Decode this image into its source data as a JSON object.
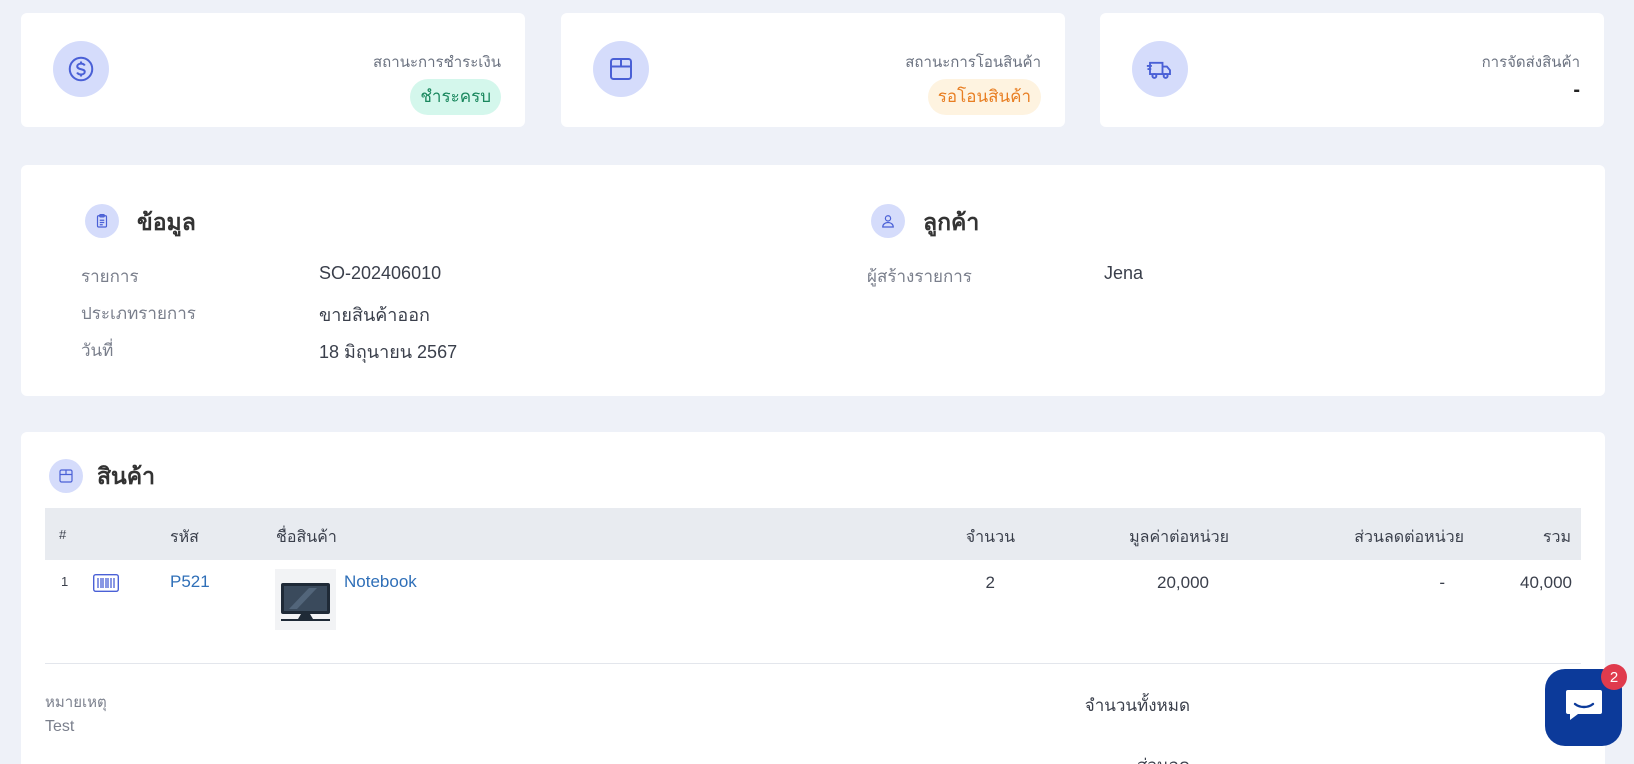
{
  "status_cards": {
    "payment": {
      "label": "สถานะการชำระเงิน",
      "badge": "ชำระครบ",
      "icon": "dollar-circle-icon"
    },
    "transfer": {
      "label": "สถานะการโอนสินค้า",
      "badge": "รอโอนสินค้า",
      "icon": "box-icon"
    },
    "shipping": {
      "label": "การจัดส่งสินค้า",
      "value": "-",
      "icon": "delivery-truck-icon"
    }
  },
  "info": {
    "title": "ข้อมูล",
    "fields": [
      {
        "label": "รายการ",
        "value": "SO-202406010"
      },
      {
        "label": "ประเภทรายการ",
        "value": "ขายสินค้าออก"
      },
      {
        "label": "วันที่",
        "value": "18 มิถุนายน 2567"
      }
    ]
  },
  "customer": {
    "title": "ลูกค้า",
    "fields": [
      {
        "label": "ผู้สร้างรายการ",
        "value": "Jena"
      }
    ]
  },
  "products": {
    "title": "สินค้า",
    "headers": {
      "index": "#",
      "code": "รหัส",
      "name": "ชื่อสินค้า",
      "qty": "จำนวน",
      "unit_price": "มูลค่าต่อหน่วย",
      "discount": "ส่วนลดต่อหน่วย",
      "total": "รวม"
    },
    "rows": [
      {
        "index": "1",
        "code": "P521",
        "name": "Notebook",
        "qty": "2",
        "unit_price": "20,000",
        "discount": "-",
        "total": "40,000"
      }
    ]
  },
  "footer": {
    "note_label": "หมายเหตุ",
    "note_value": "Test",
    "total_qty_label": "จำนวนทั้งหมด",
    "discount_label": "ส่วนลด"
  },
  "chat": {
    "badge_count": "2"
  },
  "colors": {
    "background": "#eef1f8",
    "icon_circle": "#d5dcfb",
    "badge_green_bg": "#d4f7ec",
    "badge_green_text": "#19875d",
    "badge_orange_bg": "#fef3e0",
    "badge_orange_text": "#e87e22",
    "link": "#2f6fb8",
    "chat_button": "#0c3a9a"
  }
}
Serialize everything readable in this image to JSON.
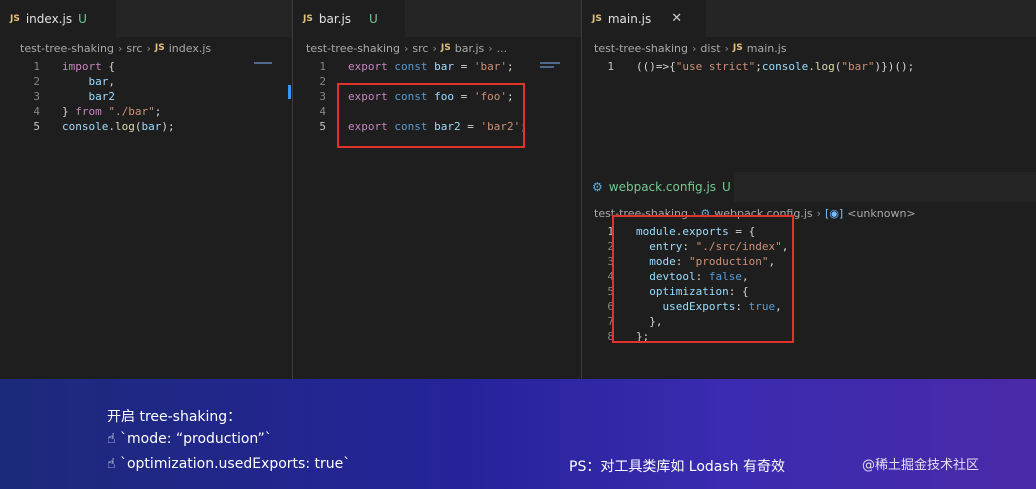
{
  "pane1": {
    "tab": {
      "icon": "JS",
      "label": "index.js",
      "badge": "U"
    },
    "breadcrumb": [
      "test-tree-shaking",
      "src",
      "index.js"
    ],
    "lines": [
      {
        "n": "1",
        "tokens": [
          [
            "kw",
            "import"
          ],
          [
            "plain",
            " {"
          ]
        ]
      },
      {
        "n": "2",
        "tokens": [
          [
            "plain",
            "    "
          ],
          [
            "var",
            "bar"
          ],
          [
            "plain",
            ","
          ]
        ]
      },
      {
        "n": "3",
        "tokens": [
          [
            "plain",
            "    "
          ],
          [
            "var",
            "bar2"
          ]
        ]
      },
      {
        "n": "4",
        "tokens": [
          [
            "plain",
            "} "
          ],
          [
            "kw",
            "from"
          ],
          [
            "plain",
            " "
          ],
          [
            "str",
            "\"./bar\""
          ],
          [
            "plain",
            ";"
          ]
        ]
      },
      {
        "n": "5",
        "tokens": [
          [
            "var",
            "console"
          ],
          [
            "plain",
            "."
          ],
          [
            "fn",
            "log"
          ],
          [
            "plain",
            "("
          ],
          [
            "var",
            "bar"
          ],
          [
            "plain",
            ");"
          ]
        ]
      }
    ]
  },
  "pane2": {
    "tab": {
      "icon": "JS",
      "label": "bar.js",
      "badge": "U"
    },
    "breadcrumb": [
      "test-tree-shaking",
      "src",
      "bar.js",
      "..."
    ],
    "lines": [
      {
        "n": "1",
        "tokens": [
          [
            "kw",
            "export"
          ],
          [
            "plain",
            " "
          ],
          [
            "kw2",
            "const"
          ],
          [
            "plain",
            " "
          ],
          [
            "var",
            "bar"
          ],
          [
            "plain",
            " = "
          ],
          [
            "str",
            "'bar'"
          ],
          [
            "plain",
            ";"
          ]
        ]
      },
      {
        "n": "2",
        "tokens": []
      },
      {
        "n": "3",
        "tokens": [
          [
            "kw",
            "export"
          ],
          [
            "plain",
            " "
          ],
          [
            "kw2",
            "const"
          ],
          [
            "plain",
            " "
          ],
          [
            "var",
            "foo"
          ],
          [
            "plain",
            " = "
          ],
          [
            "str",
            "'foo'"
          ],
          [
            "plain",
            ";"
          ]
        ]
      },
      {
        "n": "4",
        "tokens": []
      },
      {
        "n": "5",
        "tokens": [
          [
            "kw",
            "export"
          ],
          [
            "plain",
            " "
          ],
          [
            "kw2",
            "const"
          ],
          [
            "plain",
            " "
          ],
          [
            "var",
            "bar2"
          ],
          [
            "plain",
            " = "
          ],
          [
            "str",
            "'bar2'"
          ],
          [
            "plain",
            ";"
          ]
        ]
      }
    ]
  },
  "pane3": {
    "tab": {
      "icon": "JS",
      "label": "main.js",
      "close": "✕"
    },
    "breadcrumb": [
      "test-tree-shaking",
      "dist",
      "main.js"
    ],
    "lines": [
      {
        "n": "1",
        "tokens": [
          [
            "plain",
            "(()=>{"
          ],
          [
            "str",
            "\"use strict\""
          ],
          [
            "plain",
            ";"
          ],
          [
            "var",
            "console"
          ],
          [
            "plain",
            "."
          ],
          [
            "fn",
            "log"
          ],
          [
            "plain",
            "("
          ],
          [
            "str",
            "\"bar\""
          ],
          [
            "plain",
            ")})();"
          ]
        ]
      }
    ]
  },
  "pane4": {
    "tab": {
      "icon": "⚙",
      "label": "webpack.config.js",
      "badge": "U"
    },
    "breadcrumb": [
      "test-tree-shaking",
      "webpack.config.js",
      "<unknown>"
    ],
    "lines": [
      {
        "n": "1",
        "tokens": [
          [
            "var",
            "module"
          ],
          [
            "plain",
            "."
          ],
          [
            "var",
            "exports"
          ],
          [
            "plain",
            " = {"
          ]
        ]
      },
      {
        "n": "2",
        "tokens": [
          [
            "plain",
            "  "
          ],
          [
            "var",
            "entry"
          ],
          [
            "plain",
            ": "
          ],
          [
            "str",
            "\"./src/index\""
          ],
          [
            "plain",
            ","
          ]
        ]
      },
      {
        "n": "3",
        "tokens": [
          [
            "plain",
            "  "
          ],
          [
            "var",
            "mode"
          ],
          [
            "plain",
            ": "
          ],
          [
            "str",
            "\"production\""
          ],
          [
            "plain",
            ","
          ]
        ]
      },
      {
        "n": "4",
        "tokens": [
          [
            "plain",
            "  "
          ],
          [
            "var",
            "devtool"
          ],
          [
            "plain",
            ": "
          ],
          [
            "kw2",
            "false"
          ],
          [
            "plain",
            ","
          ]
        ]
      },
      {
        "n": "5",
        "tokens": [
          [
            "plain",
            "  "
          ],
          [
            "var",
            "optimization"
          ],
          [
            "plain",
            ": {"
          ]
        ]
      },
      {
        "n": "6",
        "tokens": [
          [
            "plain",
            "    "
          ],
          [
            "var",
            "usedExports"
          ],
          [
            "plain",
            ": "
          ],
          [
            "kw2",
            "true"
          ],
          [
            "plain",
            ","
          ]
        ]
      },
      {
        "n": "7",
        "tokens": [
          [
            "plain",
            "  },"
          ]
        ]
      },
      {
        "n": "8",
        "tokens": [
          [
            "plain",
            "};"
          ]
        ]
      }
    ]
  },
  "caption": {
    "heading": "开启 tree-shaking：",
    "point1": "`mode: “production”`",
    "point2": "`optimization.usedExports: true`",
    "ps": "PS：对工具类库如 Lodash 有奇效",
    "watermark": "@稀土掘金技术社区"
  },
  "colors": {
    "highlight": "#e0342a",
    "accent": "#3794ff"
  }
}
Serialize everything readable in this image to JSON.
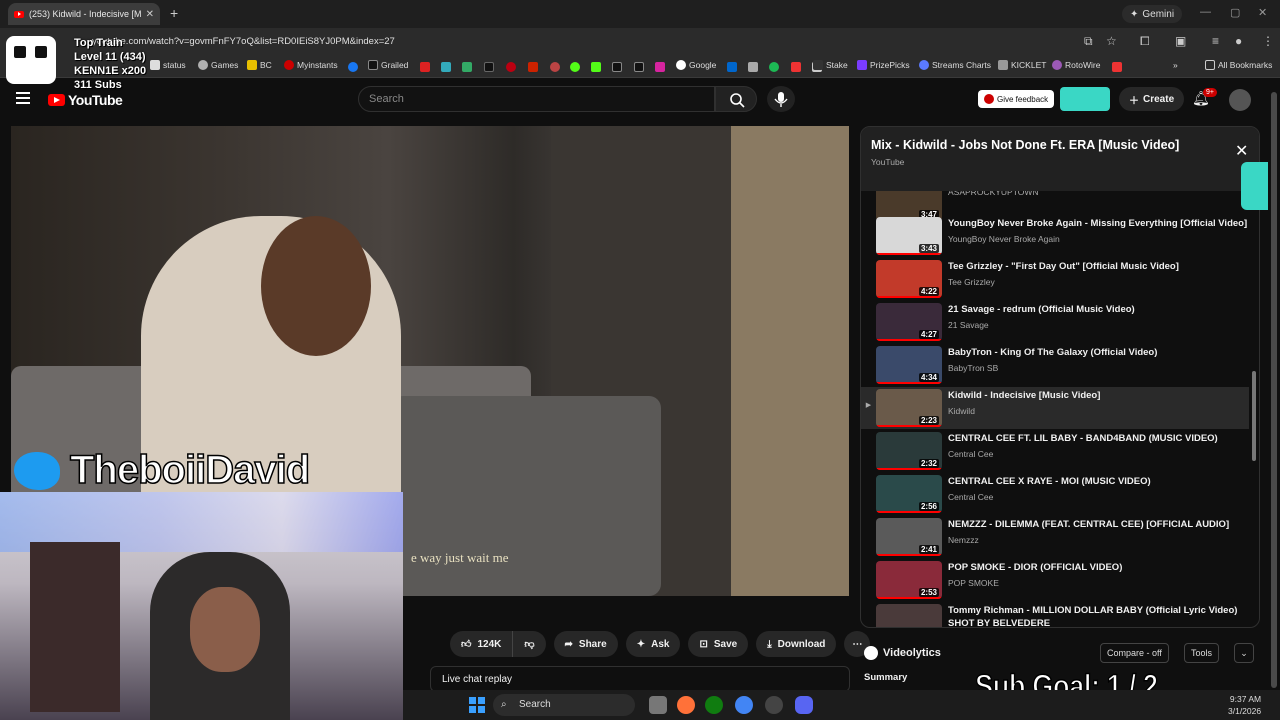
{
  "browser": {
    "tab_title": "(253) Kidwild - Indecisive [M",
    "url": "youtube.com/watch?v=govmFnFY7oQ&list=RD0IEiS8YJ0PM&index=27",
    "gemini_label": "Gemini",
    "bookmarks": [
      "status",
      "Games",
      "BC",
      "Myinstants",
      "Grailed",
      "Google",
      "Stake",
      "PrizePicks",
      "Streams Charts",
      "KICKLET",
      "RotoWire"
    ],
    "all_bookmarks_label": "All Bookmarks"
  },
  "overlay": {
    "train_title": "Top Train",
    "train_level": "Level 11  (434)",
    "train_user": "KENN1E x200",
    "subs": "311 Subs",
    "twitter_handle": "TheboiiDavid",
    "sub_goal": "Sub Goal:  1 / 2"
  },
  "youtube": {
    "logo_text": "YouTube",
    "search_placeholder": "Search",
    "feedback_label": "Give feedback",
    "create_label": "Create",
    "notif_badge": "9+"
  },
  "video": {
    "caption": "e way just wait me"
  },
  "actions": {
    "likes": "124K",
    "share": "Share",
    "ask": "Ask",
    "save": "Save",
    "download": "Download",
    "live_chat": "Live chat replay"
  },
  "playlist": {
    "title": "Mix - Kidwild - Jobs Not Done Ft. ERA [Music Video]",
    "subtitle": "YouTube",
    "items": [
      {
        "title": "",
        "channel": "ASAPROCKYUPTOWN",
        "duration": "3:47",
        "color": "#4a3a2a"
      },
      {
        "title": "YoungBoy Never Broke Again - Missing Everything [Official Video]",
        "channel": "YoungBoy Never Broke Again",
        "duration": "3:43",
        "color": "#d8d8d8"
      },
      {
        "title": "Tee Grizzley - \"First Day Out\" [Official Music Video]",
        "channel": "Tee Grizzley",
        "duration": "4:22",
        "color": "#c23a2a"
      },
      {
        "title": "21 Savage - redrum (Official Music Video)",
        "channel": "21 Savage",
        "duration": "4:27",
        "color": "#3a2a3a"
      },
      {
        "title": "BabyTron - King Of The Galaxy (Official Video)",
        "channel": "BabyTron SB",
        "duration": "4:34",
        "color": "#3a4a6a"
      },
      {
        "title": "Kidwild - Indecisive [Music Video]",
        "channel": "Kidwild",
        "duration": "2:23",
        "color": "#6a5a4a",
        "active": true
      },
      {
        "title": "CENTRAL CEE FT. LIL BABY - BAND4BAND (MUSIC VIDEO)",
        "channel": "Central Cee",
        "duration": "2:32",
        "color": "#2a3a3a"
      },
      {
        "title": "CENTRAL CEE X RAYE - MOI (MUSIC VIDEO)",
        "channel": "Central Cee",
        "duration": "2:56",
        "color": "#2a4a4a"
      },
      {
        "title": "NEMZZZ - DILEMMA (FEAT. CENTRAL CEE) [OFFICIAL AUDIO]",
        "channel": "Nemzzz",
        "duration": "2:41",
        "color": "#5a5a5a"
      },
      {
        "title": "POP SMOKE - DIOR (OFFICIAL VIDEO)",
        "channel": "POP SMOKE",
        "duration": "2:53",
        "color": "#8a2a3a"
      },
      {
        "title": "Tommy Richman - MILLION DOLLAR BABY (Official Lyric Video) SHOT BY BELVEDERE",
        "channel": "",
        "duration": "",
        "color": "#4a3a3a"
      }
    ]
  },
  "videolytics": {
    "title": "Videolytics",
    "compare_label": "Compare - off",
    "tools_label": "Tools",
    "summary_label": "Summary"
  },
  "taskbar": {
    "search_label": "Search",
    "time": "9:37 AM",
    "date": "3/1/2026"
  }
}
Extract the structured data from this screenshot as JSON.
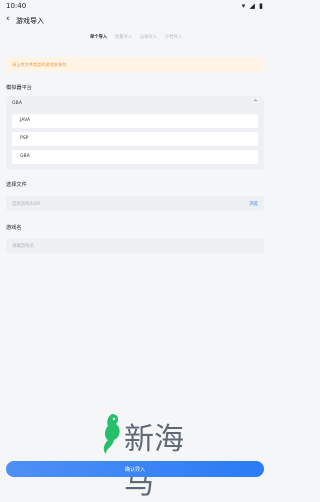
{
  "status": {
    "time": "10:40"
  },
  "appbar": {
    "title": "游戏导入"
  },
  "tabs": [
    {
      "label": "单个导入"
    },
    {
      "label": "批量导入"
    },
    {
      "label": "压缩导入"
    },
    {
      "label": "存档导入"
    }
  ],
  "notice": {
    "text": "请上传文件类型的游戏安装包"
  },
  "platform": {
    "label": "模拟器平台",
    "selected": "GBA",
    "options": [
      {
        "label": "JAVA"
      },
      {
        "label": "PSP"
      },
      {
        "label": "GBA"
      }
    ]
  },
  "file": {
    "label": "选择文件",
    "placeholder": "选择游戏ROM",
    "browse": "浏览"
  },
  "name": {
    "label": "游戏名",
    "placeholder": "请输游戏名"
  },
  "watermark": {
    "text": "新海马"
  },
  "confirm": {
    "label": "确认导入"
  },
  "colors": {
    "accent": "#2a7bf6",
    "warning": "#e39a3b",
    "background": "#f5f6f8"
  }
}
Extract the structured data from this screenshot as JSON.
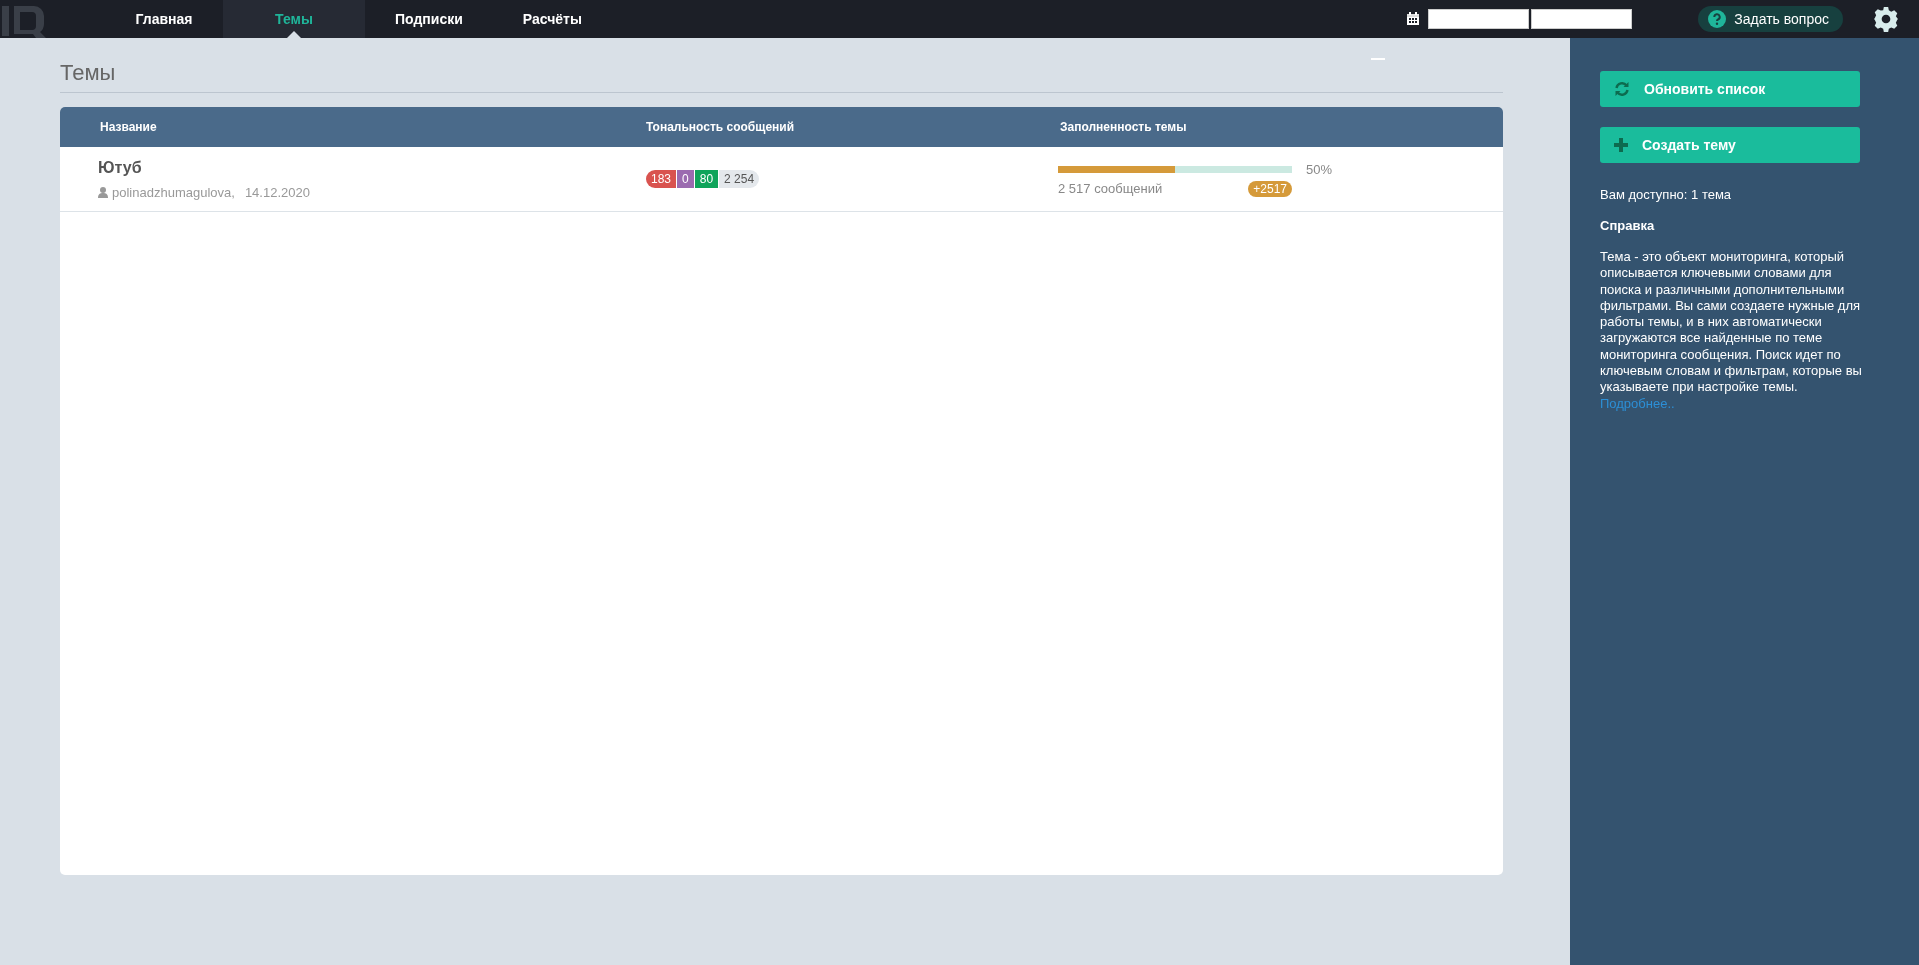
********
From the entries, report each line that includes the word "BabyTron".

_THE RESULT:_
        "title": "BabyTron - King Of The Galaxy (Official Video)",
        "channel": "BabyTron SB",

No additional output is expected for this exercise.